[Boxed element listing]

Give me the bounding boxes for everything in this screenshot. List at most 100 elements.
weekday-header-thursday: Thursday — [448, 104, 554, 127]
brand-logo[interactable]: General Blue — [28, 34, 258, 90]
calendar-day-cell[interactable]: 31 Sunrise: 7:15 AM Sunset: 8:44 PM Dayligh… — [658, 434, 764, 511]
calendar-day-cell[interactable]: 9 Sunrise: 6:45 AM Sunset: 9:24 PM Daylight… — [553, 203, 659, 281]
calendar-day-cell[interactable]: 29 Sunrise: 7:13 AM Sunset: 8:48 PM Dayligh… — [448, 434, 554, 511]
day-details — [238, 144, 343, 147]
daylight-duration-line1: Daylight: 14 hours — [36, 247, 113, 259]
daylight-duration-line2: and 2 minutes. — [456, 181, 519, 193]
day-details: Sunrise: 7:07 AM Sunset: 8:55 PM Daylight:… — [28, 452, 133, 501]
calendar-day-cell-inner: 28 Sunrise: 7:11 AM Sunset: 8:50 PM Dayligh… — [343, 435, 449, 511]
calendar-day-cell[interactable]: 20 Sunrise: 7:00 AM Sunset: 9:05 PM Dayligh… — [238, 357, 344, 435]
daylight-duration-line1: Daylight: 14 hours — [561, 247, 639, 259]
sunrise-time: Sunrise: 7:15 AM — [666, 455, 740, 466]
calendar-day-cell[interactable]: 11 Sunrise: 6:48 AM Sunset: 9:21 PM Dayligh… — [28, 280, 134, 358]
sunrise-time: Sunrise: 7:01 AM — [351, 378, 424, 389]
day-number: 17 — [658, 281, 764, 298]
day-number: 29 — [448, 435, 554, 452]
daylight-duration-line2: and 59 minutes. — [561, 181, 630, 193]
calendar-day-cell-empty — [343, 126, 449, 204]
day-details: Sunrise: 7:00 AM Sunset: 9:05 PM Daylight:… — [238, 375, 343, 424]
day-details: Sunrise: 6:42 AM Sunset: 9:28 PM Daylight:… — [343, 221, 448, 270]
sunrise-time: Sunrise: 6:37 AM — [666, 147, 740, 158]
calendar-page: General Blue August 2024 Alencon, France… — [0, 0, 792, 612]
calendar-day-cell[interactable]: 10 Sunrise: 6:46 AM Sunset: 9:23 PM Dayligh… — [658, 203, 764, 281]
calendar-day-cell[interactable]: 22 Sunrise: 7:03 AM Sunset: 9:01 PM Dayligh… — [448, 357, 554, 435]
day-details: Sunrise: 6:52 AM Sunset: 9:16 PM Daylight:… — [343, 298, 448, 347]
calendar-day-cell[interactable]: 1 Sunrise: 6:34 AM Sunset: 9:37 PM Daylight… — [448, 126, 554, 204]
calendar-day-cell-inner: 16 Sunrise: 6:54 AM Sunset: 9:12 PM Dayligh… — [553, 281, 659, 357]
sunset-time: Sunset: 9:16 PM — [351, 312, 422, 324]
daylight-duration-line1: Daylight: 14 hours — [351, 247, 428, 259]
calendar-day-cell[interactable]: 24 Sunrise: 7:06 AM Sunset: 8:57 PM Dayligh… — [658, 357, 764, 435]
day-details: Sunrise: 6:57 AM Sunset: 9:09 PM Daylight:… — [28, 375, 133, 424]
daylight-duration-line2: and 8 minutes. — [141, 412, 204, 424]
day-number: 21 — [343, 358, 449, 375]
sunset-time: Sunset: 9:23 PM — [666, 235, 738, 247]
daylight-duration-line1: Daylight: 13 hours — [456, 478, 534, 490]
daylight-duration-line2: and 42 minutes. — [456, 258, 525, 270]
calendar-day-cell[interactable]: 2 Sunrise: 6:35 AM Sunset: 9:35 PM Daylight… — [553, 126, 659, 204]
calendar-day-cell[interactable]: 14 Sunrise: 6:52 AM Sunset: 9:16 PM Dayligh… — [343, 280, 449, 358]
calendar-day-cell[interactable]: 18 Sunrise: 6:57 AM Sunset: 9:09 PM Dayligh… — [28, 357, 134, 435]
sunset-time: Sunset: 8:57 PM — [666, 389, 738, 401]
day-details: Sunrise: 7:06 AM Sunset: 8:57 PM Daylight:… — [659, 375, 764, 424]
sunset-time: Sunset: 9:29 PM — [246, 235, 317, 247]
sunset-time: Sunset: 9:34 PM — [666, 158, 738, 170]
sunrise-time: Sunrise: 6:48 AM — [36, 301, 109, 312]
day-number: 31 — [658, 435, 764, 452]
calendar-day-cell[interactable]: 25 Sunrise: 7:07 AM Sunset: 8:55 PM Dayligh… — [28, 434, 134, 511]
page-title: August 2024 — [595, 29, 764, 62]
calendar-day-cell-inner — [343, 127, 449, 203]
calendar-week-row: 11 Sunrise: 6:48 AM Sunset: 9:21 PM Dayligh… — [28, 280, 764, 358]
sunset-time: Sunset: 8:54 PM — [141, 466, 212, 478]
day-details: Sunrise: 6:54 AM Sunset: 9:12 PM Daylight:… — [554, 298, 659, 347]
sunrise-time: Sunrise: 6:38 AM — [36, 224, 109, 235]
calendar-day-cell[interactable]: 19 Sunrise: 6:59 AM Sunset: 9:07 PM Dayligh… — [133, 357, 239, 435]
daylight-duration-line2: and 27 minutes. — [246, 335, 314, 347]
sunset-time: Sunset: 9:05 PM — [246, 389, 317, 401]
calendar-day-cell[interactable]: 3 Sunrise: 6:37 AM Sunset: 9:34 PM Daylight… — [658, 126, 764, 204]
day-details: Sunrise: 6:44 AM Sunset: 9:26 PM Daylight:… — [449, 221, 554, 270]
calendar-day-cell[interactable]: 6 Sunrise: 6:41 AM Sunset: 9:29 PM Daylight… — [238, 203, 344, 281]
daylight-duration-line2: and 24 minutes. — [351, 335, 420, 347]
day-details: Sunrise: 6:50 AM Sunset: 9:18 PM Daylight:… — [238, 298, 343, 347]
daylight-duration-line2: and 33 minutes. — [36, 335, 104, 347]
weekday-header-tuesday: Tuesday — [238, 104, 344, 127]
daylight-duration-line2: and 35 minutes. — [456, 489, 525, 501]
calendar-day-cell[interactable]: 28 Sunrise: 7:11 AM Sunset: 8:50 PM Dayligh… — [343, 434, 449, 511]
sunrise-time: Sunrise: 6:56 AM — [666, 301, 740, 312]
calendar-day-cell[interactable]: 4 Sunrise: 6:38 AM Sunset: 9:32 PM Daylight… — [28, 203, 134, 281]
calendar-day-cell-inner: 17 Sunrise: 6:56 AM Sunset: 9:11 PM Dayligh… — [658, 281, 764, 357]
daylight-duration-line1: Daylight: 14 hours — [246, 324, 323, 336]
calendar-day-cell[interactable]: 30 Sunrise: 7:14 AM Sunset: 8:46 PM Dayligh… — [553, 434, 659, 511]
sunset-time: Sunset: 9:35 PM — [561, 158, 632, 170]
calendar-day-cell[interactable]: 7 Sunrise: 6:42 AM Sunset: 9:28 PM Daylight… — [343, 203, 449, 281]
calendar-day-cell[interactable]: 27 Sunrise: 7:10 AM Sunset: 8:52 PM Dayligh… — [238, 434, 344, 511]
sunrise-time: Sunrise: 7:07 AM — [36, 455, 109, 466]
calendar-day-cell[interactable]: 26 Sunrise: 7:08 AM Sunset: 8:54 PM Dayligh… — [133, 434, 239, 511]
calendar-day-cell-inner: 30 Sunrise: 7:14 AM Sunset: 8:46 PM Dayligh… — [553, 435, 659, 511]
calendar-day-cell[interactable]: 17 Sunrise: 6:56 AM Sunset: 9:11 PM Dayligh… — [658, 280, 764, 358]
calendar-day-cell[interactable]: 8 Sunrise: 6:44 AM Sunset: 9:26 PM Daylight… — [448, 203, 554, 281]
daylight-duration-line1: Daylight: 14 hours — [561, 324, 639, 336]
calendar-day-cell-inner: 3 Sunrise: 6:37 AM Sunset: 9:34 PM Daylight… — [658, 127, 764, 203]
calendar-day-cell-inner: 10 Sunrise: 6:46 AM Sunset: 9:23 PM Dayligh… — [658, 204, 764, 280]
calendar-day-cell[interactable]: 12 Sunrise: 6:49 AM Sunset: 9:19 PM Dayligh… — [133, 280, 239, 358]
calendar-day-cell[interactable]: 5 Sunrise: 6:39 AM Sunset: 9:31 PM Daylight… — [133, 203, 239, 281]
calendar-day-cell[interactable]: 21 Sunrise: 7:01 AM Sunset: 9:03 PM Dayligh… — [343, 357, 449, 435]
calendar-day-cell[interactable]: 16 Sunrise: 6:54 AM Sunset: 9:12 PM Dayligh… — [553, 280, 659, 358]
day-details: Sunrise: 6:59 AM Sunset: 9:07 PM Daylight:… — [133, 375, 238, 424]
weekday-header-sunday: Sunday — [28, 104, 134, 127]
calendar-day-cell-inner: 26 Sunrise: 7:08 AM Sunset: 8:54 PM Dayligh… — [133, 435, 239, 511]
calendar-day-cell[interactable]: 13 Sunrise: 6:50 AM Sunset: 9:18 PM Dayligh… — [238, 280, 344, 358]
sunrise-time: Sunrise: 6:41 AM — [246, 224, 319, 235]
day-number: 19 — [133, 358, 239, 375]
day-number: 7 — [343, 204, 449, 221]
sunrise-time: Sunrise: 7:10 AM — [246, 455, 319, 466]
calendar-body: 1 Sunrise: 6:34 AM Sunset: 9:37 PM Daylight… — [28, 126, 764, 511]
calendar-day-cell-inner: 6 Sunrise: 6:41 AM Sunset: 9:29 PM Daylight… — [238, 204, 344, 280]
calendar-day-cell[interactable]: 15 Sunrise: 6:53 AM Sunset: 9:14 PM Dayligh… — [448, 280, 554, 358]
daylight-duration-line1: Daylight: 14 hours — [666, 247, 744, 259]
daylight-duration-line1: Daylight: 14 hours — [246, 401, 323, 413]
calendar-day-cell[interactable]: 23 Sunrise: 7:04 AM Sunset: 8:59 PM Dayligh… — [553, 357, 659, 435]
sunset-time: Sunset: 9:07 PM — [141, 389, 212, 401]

## STATED GOAL:
Reproduce the stretch of the listing from its first line through the line containing "sunrise-time: Sunrise: 7:01", renaming every "day-details" to "day-info" and leaving all other text unchanged.

## WORKED ANSWER:
Give me the bounding boxes for everything in this screenshot. List at most 100 elements.
weekday-header-thursday: Thursday — [448, 104, 554, 127]
brand-logo[interactable]: General Blue — [28, 34, 258, 90]
calendar-day-cell[interactable]: 31 Sunrise: 7:15 AM Sunset: 8:44 PM Dayligh… — [658, 434, 764, 511]
calendar-day-cell[interactable]: 9 Sunrise: 6:45 AM Sunset: 9:24 PM Daylight… — [553, 203, 659, 281]
calendar-day-cell[interactable]: 29 Sunrise: 7:13 AM Sunset: 8:48 PM Dayligh… — [448, 434, 554, 511]
day-info — [238, 144, 343, 147]
daylight-duration-line1: Daylight: 14 hours — [36, 247, 113, 259]
daylight-duration-line2: and 2 minutes. — [456, 181, 519, 193]
day-info: Sunrise: 7:07 AM Sunset: 8:55 PM Daylight:… — [28, 452, 133, 501]
calendar-day-cell-inner: 28 Sunrise: 7:11 AM Sunset: 8:50 PM Dayligh… — [343, 435, 449, 511]
calendar-day-cell[interactable]: 20 Sunrise: 7:00 AM Sunset: 9:05 PM Dayligh… — [238, 357, 344, 435]
daylight-duration-line1: Daylight: 14 hours — [561, 247, 639, 259]
sunrise-time: Sunrise: 7:15 AM — [666, 455, 740, 466]
calendar-day-cell[interactable]: 11 Sunrise: 6:48 AM Sunset: 9:21 PM Dayligh… — [28, 280, 134, 358]
sunrise-time: Sunrise: 7:01 AM — [351, 378, 424, 389]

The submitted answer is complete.